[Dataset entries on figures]
↓

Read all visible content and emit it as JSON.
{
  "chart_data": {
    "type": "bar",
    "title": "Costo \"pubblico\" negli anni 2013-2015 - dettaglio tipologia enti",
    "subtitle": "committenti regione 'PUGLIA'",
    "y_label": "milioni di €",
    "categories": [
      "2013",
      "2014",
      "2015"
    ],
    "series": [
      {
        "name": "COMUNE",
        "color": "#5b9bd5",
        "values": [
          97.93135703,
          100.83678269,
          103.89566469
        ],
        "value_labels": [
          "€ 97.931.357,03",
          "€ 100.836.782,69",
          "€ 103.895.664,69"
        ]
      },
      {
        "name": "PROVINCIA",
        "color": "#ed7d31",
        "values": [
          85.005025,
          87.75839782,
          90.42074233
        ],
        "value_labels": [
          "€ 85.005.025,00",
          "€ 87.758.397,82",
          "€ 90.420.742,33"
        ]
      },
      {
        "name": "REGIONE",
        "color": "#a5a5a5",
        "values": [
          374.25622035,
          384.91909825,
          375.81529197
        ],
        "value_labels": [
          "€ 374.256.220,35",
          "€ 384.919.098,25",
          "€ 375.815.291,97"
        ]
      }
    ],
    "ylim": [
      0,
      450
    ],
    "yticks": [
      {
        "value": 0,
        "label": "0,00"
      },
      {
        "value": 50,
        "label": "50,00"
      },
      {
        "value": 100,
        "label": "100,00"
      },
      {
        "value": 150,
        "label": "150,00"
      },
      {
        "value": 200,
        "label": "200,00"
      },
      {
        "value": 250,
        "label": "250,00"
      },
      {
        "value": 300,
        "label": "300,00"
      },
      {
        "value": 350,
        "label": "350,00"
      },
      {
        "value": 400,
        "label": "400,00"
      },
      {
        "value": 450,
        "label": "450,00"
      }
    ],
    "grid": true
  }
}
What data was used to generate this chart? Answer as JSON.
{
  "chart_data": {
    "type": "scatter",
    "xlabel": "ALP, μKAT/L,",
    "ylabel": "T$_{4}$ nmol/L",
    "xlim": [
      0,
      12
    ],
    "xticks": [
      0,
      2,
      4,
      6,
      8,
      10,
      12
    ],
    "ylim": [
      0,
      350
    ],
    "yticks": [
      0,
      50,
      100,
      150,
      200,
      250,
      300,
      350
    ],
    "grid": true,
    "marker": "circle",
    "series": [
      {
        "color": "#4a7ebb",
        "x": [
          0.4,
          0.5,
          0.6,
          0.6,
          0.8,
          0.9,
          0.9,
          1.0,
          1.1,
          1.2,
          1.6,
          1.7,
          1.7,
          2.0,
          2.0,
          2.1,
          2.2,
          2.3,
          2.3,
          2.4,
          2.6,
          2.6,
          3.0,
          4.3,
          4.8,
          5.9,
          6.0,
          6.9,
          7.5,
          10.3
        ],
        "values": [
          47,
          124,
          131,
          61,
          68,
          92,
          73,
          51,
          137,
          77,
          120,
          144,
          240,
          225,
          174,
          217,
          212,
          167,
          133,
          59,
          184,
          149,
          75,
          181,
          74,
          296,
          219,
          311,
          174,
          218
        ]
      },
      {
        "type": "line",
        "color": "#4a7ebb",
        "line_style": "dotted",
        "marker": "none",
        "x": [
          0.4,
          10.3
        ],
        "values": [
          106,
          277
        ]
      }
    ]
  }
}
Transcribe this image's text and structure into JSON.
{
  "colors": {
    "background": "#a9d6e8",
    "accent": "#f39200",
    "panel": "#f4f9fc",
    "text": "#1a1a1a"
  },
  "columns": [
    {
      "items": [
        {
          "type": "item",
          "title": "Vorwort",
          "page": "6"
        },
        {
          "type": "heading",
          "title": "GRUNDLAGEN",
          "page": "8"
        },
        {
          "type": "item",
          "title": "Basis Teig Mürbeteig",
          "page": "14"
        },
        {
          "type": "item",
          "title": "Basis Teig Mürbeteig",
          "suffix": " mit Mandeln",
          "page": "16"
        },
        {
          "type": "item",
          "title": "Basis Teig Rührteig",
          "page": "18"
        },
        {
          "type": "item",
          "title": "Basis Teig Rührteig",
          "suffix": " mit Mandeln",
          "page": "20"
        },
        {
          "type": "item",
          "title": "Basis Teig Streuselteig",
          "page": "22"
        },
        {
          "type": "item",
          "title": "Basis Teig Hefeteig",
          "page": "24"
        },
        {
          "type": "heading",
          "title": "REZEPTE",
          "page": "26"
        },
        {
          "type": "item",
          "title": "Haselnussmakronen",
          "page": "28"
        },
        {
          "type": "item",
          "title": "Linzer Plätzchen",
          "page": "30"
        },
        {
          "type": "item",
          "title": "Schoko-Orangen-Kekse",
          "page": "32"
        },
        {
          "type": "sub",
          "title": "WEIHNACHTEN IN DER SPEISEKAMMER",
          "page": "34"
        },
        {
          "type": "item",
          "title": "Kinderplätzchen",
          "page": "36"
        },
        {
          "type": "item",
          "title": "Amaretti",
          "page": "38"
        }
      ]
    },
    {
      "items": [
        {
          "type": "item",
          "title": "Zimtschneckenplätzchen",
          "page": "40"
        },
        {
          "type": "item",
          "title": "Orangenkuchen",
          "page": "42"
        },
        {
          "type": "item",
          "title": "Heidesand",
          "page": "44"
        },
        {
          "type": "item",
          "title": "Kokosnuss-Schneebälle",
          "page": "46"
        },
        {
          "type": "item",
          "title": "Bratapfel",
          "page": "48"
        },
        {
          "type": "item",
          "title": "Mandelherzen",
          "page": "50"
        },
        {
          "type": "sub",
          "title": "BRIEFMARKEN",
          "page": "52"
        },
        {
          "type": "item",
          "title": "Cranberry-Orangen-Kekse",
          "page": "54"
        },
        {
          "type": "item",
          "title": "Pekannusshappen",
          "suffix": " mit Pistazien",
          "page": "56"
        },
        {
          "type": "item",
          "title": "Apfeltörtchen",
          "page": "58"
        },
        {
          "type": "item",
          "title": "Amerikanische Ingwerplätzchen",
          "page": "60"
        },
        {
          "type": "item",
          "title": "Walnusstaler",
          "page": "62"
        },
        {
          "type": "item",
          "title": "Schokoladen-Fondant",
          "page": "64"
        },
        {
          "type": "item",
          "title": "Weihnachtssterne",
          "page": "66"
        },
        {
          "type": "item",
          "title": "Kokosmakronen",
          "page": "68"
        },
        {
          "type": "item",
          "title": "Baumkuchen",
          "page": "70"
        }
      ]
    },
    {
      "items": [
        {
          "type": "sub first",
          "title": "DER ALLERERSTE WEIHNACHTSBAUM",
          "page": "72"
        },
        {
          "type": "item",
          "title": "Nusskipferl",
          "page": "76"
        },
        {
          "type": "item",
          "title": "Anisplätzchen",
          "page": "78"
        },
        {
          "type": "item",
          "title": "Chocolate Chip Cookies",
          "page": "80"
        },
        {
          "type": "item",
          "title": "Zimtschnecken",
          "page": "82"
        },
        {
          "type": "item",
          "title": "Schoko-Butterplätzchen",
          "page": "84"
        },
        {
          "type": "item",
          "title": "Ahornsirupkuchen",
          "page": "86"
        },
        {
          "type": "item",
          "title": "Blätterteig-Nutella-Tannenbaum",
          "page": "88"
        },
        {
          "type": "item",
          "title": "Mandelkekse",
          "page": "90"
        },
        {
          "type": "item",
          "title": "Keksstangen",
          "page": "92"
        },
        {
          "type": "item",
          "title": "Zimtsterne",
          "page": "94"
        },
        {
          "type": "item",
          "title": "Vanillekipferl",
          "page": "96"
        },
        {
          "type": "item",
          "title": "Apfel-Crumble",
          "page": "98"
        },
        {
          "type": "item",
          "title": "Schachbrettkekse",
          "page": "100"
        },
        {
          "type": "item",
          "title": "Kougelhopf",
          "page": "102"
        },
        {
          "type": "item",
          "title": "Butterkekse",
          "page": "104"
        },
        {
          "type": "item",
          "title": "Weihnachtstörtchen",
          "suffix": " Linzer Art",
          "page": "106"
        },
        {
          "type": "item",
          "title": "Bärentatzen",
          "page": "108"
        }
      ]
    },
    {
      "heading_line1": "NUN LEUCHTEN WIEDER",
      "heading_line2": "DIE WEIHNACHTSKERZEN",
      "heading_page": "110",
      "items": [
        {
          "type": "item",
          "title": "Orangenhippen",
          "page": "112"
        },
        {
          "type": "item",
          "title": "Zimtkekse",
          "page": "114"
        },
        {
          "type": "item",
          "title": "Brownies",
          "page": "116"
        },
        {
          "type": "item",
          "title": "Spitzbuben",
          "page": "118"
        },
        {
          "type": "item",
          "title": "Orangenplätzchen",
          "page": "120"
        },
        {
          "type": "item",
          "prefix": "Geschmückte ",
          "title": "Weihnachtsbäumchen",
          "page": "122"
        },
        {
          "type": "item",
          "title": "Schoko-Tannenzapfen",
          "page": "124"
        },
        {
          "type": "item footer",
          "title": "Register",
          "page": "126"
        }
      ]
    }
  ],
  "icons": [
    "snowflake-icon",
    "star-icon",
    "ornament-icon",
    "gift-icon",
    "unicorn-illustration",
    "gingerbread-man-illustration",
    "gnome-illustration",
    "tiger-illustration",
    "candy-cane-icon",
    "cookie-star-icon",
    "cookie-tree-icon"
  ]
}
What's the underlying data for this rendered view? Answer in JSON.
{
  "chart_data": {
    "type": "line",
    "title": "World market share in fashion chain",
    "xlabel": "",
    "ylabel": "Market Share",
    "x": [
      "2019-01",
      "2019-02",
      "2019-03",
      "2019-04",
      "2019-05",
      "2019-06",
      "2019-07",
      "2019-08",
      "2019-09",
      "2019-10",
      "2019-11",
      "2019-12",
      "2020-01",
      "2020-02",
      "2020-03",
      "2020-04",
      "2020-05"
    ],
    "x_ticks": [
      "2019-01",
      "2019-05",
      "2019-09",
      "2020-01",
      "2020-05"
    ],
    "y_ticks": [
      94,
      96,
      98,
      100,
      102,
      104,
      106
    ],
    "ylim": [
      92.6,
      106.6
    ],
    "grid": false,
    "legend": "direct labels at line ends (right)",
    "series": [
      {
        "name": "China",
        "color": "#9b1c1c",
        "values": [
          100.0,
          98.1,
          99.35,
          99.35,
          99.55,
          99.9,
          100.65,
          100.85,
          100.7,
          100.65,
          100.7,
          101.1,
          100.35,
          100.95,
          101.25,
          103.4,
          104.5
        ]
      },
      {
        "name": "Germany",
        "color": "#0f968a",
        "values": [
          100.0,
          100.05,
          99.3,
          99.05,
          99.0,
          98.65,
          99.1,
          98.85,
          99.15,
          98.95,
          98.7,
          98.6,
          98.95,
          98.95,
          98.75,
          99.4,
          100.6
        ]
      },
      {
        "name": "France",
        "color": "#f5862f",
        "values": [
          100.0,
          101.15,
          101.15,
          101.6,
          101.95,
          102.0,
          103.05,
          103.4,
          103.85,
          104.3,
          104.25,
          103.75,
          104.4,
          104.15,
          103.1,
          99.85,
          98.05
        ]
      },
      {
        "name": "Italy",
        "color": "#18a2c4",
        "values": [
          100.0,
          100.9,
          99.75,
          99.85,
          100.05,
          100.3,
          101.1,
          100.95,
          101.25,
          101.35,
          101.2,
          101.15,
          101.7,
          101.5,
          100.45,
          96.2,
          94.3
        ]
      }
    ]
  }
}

↑

WRITTEN EXERCISE: Give only the count of lines in this material that contain the string "ylabel".

REPLY TO THE TASK: 2